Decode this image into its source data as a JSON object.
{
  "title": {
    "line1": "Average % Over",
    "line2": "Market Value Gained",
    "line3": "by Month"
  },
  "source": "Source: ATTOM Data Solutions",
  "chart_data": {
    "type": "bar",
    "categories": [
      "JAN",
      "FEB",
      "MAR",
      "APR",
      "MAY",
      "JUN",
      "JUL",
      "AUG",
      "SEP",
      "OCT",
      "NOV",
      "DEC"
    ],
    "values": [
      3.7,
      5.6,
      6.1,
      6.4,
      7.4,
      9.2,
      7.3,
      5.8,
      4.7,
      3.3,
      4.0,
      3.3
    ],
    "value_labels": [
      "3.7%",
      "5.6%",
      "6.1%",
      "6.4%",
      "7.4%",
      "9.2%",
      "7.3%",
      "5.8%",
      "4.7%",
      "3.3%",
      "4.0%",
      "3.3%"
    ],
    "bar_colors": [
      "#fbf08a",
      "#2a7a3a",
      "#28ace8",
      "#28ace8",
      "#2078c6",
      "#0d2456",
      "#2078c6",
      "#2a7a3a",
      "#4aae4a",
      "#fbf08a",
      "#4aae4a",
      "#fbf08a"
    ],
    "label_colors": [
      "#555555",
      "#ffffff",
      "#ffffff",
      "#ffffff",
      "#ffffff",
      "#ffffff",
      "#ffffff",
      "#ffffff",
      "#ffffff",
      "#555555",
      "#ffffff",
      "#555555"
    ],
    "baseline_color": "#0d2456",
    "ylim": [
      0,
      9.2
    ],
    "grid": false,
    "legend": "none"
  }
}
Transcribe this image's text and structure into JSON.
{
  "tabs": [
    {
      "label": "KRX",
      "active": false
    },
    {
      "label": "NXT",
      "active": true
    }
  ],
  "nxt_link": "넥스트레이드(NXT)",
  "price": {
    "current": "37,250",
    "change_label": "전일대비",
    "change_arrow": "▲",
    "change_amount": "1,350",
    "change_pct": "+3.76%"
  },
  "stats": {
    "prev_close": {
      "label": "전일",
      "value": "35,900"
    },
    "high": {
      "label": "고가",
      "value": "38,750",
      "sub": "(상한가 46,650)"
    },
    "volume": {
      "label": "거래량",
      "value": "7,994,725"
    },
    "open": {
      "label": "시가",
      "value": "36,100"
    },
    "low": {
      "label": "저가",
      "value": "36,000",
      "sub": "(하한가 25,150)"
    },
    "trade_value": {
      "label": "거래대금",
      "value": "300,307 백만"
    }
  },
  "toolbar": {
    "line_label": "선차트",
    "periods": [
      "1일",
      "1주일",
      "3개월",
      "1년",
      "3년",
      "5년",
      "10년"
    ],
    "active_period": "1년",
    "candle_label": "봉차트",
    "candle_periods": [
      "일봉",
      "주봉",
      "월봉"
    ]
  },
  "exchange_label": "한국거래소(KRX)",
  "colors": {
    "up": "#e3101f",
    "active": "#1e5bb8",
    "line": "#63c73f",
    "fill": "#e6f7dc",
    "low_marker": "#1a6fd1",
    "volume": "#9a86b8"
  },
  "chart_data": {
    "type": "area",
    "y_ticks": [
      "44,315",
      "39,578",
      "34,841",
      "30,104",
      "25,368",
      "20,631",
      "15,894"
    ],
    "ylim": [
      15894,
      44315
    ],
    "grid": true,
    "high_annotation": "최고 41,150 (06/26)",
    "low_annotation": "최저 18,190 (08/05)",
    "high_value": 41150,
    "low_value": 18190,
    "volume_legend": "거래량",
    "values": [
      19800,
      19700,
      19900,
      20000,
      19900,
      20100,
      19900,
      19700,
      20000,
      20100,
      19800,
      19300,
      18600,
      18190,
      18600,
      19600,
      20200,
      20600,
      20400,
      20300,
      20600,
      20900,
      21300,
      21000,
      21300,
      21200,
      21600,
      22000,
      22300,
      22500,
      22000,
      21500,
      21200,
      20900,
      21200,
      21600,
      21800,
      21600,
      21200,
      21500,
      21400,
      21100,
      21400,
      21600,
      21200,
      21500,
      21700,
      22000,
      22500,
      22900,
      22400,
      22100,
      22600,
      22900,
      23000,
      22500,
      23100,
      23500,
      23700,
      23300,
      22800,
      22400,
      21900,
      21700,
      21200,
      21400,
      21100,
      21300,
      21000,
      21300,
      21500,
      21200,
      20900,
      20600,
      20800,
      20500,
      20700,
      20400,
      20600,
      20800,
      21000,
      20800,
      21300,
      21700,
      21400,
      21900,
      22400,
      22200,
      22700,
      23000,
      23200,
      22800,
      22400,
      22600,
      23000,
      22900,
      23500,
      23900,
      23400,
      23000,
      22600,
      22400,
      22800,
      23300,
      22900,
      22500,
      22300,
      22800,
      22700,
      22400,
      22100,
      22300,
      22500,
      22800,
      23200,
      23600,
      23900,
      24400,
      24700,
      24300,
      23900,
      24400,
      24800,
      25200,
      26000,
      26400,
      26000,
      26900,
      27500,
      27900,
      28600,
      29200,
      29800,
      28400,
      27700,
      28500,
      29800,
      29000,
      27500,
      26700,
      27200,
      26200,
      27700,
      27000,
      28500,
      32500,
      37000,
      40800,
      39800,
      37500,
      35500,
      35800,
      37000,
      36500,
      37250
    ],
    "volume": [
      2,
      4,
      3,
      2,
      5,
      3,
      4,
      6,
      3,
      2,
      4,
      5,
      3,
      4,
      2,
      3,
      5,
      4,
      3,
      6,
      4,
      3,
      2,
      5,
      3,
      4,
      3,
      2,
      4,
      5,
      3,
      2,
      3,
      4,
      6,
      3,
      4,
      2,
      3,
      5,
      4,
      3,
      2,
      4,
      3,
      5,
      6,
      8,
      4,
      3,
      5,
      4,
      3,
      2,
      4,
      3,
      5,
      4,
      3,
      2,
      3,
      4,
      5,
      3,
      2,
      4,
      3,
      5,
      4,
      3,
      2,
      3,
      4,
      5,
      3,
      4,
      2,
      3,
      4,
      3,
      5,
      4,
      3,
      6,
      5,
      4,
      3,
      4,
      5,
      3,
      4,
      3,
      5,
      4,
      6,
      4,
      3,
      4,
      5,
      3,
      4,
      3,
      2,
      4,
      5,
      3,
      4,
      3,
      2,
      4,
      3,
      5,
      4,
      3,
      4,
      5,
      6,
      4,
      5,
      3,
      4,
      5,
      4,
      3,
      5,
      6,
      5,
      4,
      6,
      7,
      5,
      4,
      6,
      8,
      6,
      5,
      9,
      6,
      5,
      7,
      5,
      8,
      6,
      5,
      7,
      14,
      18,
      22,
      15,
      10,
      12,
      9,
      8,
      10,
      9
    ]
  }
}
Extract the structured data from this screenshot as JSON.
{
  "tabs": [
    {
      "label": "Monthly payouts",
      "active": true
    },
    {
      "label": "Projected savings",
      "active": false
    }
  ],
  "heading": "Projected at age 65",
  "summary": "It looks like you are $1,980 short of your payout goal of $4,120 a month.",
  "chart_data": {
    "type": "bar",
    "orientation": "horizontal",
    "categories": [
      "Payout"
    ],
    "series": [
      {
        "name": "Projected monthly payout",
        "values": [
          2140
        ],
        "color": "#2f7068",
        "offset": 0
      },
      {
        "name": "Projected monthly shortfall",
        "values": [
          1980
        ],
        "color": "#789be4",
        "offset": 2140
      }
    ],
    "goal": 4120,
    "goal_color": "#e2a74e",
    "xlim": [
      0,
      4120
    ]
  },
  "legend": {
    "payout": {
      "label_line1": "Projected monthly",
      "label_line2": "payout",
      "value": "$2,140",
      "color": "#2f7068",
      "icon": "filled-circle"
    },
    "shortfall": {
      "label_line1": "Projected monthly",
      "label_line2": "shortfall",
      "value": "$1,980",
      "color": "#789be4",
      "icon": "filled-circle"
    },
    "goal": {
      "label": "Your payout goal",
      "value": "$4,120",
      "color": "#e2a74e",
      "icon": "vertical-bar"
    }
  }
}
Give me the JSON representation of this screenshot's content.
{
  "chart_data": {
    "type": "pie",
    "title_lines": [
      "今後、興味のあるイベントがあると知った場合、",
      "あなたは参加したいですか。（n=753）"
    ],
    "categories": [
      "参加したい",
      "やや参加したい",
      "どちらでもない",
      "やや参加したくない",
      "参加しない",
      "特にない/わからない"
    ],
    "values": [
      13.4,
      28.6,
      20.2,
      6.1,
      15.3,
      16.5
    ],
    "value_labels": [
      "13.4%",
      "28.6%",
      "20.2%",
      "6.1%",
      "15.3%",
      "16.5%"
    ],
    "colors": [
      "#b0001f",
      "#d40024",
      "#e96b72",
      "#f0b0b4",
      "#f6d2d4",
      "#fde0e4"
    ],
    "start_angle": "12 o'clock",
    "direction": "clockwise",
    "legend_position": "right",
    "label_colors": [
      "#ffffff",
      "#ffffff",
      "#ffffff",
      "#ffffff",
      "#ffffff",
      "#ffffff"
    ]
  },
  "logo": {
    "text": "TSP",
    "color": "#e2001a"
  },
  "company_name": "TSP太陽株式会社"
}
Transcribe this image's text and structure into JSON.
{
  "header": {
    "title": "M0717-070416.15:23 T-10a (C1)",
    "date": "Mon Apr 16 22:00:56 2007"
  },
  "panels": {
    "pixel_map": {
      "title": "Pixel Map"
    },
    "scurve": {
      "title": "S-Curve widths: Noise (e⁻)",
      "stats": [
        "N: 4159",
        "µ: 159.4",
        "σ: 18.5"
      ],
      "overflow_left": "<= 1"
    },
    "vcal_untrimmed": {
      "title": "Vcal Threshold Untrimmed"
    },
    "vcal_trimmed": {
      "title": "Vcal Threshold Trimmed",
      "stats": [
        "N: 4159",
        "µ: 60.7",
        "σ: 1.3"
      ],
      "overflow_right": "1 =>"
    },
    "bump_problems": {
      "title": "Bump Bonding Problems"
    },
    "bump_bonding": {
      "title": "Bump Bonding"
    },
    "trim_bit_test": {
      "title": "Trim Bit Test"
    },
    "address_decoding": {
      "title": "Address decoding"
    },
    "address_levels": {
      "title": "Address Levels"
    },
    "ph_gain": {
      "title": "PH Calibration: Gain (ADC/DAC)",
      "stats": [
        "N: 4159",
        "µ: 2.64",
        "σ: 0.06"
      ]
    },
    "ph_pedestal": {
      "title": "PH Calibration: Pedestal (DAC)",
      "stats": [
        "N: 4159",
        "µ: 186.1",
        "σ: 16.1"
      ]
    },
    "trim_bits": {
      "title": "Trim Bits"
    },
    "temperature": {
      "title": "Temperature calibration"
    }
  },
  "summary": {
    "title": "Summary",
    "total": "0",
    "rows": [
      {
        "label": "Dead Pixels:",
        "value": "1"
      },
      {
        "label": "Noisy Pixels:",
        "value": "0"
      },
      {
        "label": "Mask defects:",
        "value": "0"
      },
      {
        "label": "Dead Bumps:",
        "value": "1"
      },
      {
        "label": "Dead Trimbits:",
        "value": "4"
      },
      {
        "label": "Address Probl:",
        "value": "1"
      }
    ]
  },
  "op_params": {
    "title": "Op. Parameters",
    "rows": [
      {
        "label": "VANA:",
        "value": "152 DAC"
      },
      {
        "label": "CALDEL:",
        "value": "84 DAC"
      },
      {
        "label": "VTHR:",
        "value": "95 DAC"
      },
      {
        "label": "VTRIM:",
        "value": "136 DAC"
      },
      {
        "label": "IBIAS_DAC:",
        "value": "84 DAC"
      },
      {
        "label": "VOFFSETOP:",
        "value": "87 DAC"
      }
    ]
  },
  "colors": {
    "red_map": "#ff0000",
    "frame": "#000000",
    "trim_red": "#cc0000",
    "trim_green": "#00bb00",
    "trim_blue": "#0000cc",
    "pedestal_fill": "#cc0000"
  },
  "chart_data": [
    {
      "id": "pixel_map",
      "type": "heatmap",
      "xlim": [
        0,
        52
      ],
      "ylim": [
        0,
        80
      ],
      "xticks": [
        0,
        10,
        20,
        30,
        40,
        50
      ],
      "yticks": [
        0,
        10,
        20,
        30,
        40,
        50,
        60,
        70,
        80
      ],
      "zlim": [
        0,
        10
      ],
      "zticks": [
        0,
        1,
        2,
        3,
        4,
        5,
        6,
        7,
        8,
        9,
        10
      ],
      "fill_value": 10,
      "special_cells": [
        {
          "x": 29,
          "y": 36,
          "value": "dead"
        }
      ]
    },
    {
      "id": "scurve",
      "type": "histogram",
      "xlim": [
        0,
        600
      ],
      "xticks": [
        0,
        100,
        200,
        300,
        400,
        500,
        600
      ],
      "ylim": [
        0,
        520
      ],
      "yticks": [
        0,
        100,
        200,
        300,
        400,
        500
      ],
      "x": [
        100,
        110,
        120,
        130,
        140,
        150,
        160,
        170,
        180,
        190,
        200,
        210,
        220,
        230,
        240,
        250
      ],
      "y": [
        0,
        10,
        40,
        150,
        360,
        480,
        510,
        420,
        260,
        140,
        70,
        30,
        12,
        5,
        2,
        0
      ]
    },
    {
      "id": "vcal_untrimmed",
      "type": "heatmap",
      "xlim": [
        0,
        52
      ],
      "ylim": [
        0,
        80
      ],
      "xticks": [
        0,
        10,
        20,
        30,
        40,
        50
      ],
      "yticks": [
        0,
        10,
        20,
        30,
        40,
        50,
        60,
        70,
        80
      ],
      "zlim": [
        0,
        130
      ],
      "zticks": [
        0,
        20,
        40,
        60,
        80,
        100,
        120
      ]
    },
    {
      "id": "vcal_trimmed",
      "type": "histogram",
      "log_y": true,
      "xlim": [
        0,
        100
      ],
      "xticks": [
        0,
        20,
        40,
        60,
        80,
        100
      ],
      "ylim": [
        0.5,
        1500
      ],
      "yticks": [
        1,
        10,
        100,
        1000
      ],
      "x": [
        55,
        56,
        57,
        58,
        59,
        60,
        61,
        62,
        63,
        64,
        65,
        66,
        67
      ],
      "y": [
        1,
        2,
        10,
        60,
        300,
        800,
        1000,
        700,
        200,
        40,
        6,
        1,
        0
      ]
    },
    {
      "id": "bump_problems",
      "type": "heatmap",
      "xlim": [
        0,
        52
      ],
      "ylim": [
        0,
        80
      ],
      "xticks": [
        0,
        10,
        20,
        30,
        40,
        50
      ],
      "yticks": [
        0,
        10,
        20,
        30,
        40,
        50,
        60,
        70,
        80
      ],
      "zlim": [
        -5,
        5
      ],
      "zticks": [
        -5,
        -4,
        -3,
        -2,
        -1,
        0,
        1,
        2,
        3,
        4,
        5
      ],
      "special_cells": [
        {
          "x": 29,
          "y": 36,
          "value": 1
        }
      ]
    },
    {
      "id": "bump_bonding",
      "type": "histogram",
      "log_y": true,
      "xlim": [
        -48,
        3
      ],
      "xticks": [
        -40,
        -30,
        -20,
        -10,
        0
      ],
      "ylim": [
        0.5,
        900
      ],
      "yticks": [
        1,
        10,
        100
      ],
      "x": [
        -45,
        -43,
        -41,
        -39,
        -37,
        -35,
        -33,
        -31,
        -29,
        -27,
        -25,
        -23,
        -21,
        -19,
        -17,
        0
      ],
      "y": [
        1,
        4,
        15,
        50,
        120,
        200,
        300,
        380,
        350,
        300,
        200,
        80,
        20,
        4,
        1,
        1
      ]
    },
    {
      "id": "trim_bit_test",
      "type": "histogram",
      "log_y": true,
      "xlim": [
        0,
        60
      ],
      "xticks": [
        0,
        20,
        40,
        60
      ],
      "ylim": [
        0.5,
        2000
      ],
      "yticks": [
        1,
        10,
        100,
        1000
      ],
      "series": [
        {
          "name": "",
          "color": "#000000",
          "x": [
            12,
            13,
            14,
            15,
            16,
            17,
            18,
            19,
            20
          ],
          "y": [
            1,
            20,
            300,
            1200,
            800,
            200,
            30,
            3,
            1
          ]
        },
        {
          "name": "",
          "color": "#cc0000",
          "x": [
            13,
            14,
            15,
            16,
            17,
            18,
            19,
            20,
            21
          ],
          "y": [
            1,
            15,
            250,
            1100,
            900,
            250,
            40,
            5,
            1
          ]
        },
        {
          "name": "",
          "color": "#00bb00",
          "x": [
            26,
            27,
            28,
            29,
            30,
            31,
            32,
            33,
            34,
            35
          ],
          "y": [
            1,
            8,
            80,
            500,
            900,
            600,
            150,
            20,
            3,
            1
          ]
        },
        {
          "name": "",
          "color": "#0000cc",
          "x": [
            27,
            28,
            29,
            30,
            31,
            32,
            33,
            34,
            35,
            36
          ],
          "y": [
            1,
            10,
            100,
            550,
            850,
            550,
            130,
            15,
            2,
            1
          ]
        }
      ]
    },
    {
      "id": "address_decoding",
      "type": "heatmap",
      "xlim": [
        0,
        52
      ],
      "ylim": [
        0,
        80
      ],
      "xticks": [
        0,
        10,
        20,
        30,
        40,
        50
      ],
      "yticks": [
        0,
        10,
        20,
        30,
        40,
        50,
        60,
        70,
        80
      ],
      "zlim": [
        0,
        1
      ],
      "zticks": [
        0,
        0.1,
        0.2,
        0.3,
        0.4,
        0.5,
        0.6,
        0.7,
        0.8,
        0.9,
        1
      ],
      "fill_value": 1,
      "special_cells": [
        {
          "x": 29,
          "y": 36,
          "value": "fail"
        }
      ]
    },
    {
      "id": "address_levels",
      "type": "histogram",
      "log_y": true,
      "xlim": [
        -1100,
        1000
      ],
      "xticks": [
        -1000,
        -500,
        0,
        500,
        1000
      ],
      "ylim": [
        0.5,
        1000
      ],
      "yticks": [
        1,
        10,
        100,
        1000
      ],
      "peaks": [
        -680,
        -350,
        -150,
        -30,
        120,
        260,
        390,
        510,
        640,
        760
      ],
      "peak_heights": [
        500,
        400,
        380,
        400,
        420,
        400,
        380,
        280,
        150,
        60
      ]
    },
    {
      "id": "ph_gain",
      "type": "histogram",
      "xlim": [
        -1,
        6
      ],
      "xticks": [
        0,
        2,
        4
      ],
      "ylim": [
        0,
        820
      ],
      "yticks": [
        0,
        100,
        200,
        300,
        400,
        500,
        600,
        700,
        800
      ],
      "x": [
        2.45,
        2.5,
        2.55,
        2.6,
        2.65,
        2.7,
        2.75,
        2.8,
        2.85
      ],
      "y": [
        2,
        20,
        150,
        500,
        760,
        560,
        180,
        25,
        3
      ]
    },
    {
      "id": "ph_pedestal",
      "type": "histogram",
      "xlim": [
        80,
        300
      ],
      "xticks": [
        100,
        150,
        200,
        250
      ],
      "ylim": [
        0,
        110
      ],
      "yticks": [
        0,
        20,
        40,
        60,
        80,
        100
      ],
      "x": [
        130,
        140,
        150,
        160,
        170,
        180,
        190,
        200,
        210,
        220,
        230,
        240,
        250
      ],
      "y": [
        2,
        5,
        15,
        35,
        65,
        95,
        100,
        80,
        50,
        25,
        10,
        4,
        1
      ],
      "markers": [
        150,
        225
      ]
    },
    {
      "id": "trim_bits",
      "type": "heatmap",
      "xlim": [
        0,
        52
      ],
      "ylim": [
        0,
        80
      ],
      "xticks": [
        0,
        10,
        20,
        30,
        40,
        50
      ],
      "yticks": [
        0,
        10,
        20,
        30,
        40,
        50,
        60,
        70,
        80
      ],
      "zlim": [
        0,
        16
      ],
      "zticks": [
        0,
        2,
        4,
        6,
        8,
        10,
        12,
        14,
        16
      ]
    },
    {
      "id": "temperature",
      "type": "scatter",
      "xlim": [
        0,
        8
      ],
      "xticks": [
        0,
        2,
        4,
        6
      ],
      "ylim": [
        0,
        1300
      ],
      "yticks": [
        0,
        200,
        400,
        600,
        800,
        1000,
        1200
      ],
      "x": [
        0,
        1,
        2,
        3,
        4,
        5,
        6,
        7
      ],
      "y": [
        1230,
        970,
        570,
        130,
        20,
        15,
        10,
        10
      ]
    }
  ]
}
☆ ☆ ☆
• _What is required_
Using the data above, copy each line that contains "Pixels".

• _Written solution_
        "label": "Dead Pixels:",
        "label": "Noisy Pixels:",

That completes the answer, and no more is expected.